• **Written task**
Can you return every line of the listing below as a JSON list of strings, one string per line, leaving out any blank lines?

>> Begin

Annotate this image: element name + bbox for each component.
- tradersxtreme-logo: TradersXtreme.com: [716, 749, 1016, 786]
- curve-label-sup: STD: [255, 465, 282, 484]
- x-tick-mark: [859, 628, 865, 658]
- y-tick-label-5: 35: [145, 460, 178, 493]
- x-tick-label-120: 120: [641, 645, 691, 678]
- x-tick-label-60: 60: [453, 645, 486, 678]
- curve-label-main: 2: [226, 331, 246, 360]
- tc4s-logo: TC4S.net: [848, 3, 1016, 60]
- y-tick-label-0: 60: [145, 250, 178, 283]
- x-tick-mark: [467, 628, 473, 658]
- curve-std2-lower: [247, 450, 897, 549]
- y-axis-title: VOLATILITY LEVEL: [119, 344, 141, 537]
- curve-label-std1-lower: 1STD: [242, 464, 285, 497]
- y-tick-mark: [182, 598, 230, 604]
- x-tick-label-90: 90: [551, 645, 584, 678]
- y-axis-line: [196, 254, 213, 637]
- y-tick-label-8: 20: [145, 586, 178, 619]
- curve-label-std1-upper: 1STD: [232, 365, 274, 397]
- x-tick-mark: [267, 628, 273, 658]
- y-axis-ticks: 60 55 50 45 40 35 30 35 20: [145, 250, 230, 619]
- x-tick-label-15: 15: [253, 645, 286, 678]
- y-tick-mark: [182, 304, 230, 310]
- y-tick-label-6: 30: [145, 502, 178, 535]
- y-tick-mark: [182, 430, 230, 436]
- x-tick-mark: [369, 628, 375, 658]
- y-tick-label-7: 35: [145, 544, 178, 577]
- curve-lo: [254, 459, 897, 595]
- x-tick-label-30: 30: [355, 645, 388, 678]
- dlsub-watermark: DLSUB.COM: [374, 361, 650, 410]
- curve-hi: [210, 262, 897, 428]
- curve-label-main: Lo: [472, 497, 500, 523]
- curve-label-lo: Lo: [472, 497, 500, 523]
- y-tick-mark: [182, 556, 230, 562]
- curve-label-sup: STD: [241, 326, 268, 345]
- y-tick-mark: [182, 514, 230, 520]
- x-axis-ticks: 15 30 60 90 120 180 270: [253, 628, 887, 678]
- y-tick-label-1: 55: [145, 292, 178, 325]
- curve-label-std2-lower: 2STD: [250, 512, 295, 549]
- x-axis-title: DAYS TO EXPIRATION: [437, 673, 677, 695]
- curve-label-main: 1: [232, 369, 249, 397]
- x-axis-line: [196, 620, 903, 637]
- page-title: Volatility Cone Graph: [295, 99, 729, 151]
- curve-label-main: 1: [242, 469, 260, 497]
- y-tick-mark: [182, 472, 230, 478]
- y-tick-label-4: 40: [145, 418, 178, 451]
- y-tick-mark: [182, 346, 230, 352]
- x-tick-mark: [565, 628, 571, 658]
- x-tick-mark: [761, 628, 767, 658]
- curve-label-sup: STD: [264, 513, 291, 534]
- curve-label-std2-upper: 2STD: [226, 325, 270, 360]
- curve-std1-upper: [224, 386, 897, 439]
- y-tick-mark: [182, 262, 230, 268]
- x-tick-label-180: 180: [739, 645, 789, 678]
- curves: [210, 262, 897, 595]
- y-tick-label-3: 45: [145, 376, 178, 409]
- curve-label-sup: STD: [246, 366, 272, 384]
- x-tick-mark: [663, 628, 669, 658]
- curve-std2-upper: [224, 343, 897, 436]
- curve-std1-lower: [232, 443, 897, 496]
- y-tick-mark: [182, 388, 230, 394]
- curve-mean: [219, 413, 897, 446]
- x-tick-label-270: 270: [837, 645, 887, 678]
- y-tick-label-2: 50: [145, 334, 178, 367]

>> End

• **Result of this exercise**
[
  "Annotate this image: element name + bbox for each component.",
  "- tradersxtreme-logo: TradersXtreme.com: [716, 749, 1016, 786]",
  "- curve-label-sup: STD: [255, 465, 282, 484]",
  "- x-tick-mark: [859, 628, 865, 658]",
  "- y-tick-label-5: 35: [145, 460, 178, 493]",
  "- x-tick-label-120: 120: [641, 645, 691, 678]",
  "- x-tick-label-60: 60: [453, 645, 486, 678]",
  "- curve-label-main: 2: [226, 331, 246, 360]",
  "- tc4s-logo: TC4S.net: [848, 3, 1016, 60]",
  "- y-tick-label-0: 60: [145, 250, 178, 283]",
  "- x-tick-mark: [467, 628, 473, 658]",
  "- curve-std2-lower: [247, 450, 897, 549]",
  "- y-axis-title: VOLATILITY LEVEL: [119, 344, 141, 537]",
  "- curve-label-std1-lower: 1STD: [242, 464, 285, 497]",
  "- y-tick-mark: [182, 598, 230, 604]",
  "- x-tick-label-90: 90: [551, 645, 584, 678]",
  "- y-axis-line: [196, 254, 213, 637]",
  "- y-tick-label-8: 20: [145, 586, 178, 619]",
  "- curve-label-std1-upper: 1STD: [232, 365, 274, 397]",
  "- x-tick-mark: [267, 628, 273, 658]",
  "- y-axis-ticks: 60 55 50 45 40 35 30 35 20: [145, 250, 230, 619]",
  "- x-tick-label-15: 15: [253, 645, 286, 678]",
  "- y-tick-mark: [182, 304, 230, 310]",
  "- y-tick-label-6: 30: [145, 502, 178, 535]",
  "- y-tick-mark: [182, 430, 230, 436]",
  "- x-tick-mark: [369, 628, 375, 658]",
  "- y-tick-label-7: 35: [145, 544, 178, 577]",
  "- curve-lo: [254, 459, 897, 595]",
  "- x-tick-label-30: 30: [355, 645, 388, 678]",
  "- dlsub-watermark: DLSUB.COM: [374, 361, 650, 410]",
  "- curve-hi: [210, 262, 897, 428]",
  "- curve-label-main: Lo: [472, 497, 500, 523]",
  "- curve-label-lo: Lo: [472, 497, 500, 523]",
  "- y-tick-mark: [182, 556, 230, 562]",
  "- curve-label-sup: STD: [241, 326, 268, 345]",
  "- y-tick-mark: [182, 514, 230, 520]",
  "- x-axis-ticks: 15 30 60 90 120 180 270: [253, 628, 887, 678]",
  "- y-tick-label-1: 55: [145, 292, 178, 325]",
  "- curve-label-std2-lower: 2STD: [250, 512, 295, 549]",
  "- x-axis-title: DAYS TO EXPIRATION: [437, 673, 677, 695]",
  "- curve-label-main: 1: [232, 369, 249, 397]",
  "- x-axis-line: [196, 620, 903, 637]",
  "- page-title: Volatility Cone Graph: [295, 99, 729, 151]",
  "- curve-label-main: 1: [242, 469, 260, 497]",
  "- y-tick-mark: [182, 472, 230, 478]",
  "- y-tick-label-4: 40: [145, 418, 178, 451]",
  "- y-tick-mark: [182, 346, 230, 352]",
  "- x-tick-mark: [565, 628, 571, 658]",
  "- x-tick-mark: [761, 628, 767, 658]",
  "- curve-label-sup: STD: [264, 513, 291, 534]",
  "- curve-label-std2-upper: 2STD: [226, 325, 270, 360]",
  "- curve-std1-upper: [224, 386, 897, 439]",
  "- y-tick-mark: [182, 262, 230, 268]",
  "- x-tick-label-180: 180: [739, 645, 789, 678]",
  "- curves: [210, 262, 897, 595]",
  "- y-tick-label-3: 45: [145, 376, 178, 409]",
  "- curve-label-sup: STD: [246, 366, 272, 384]",
  "- x-tick-mark: [663, 628, 669, 658]",
  "- curve-std2-upper: [224, 343, 897, 436]",
  "- curve-std1-lower: [232, 443, 897, 496]",
  "- y-tick-mark: [182, 388, 230, 394]",
  "- curve-mean: [219, 413, 897, 446]",
  "- x-tick-label-270: 270: [837, 645, 887, 678]",
  "- y-tick-label-2: 50: [145, 334, 178, 367]"
]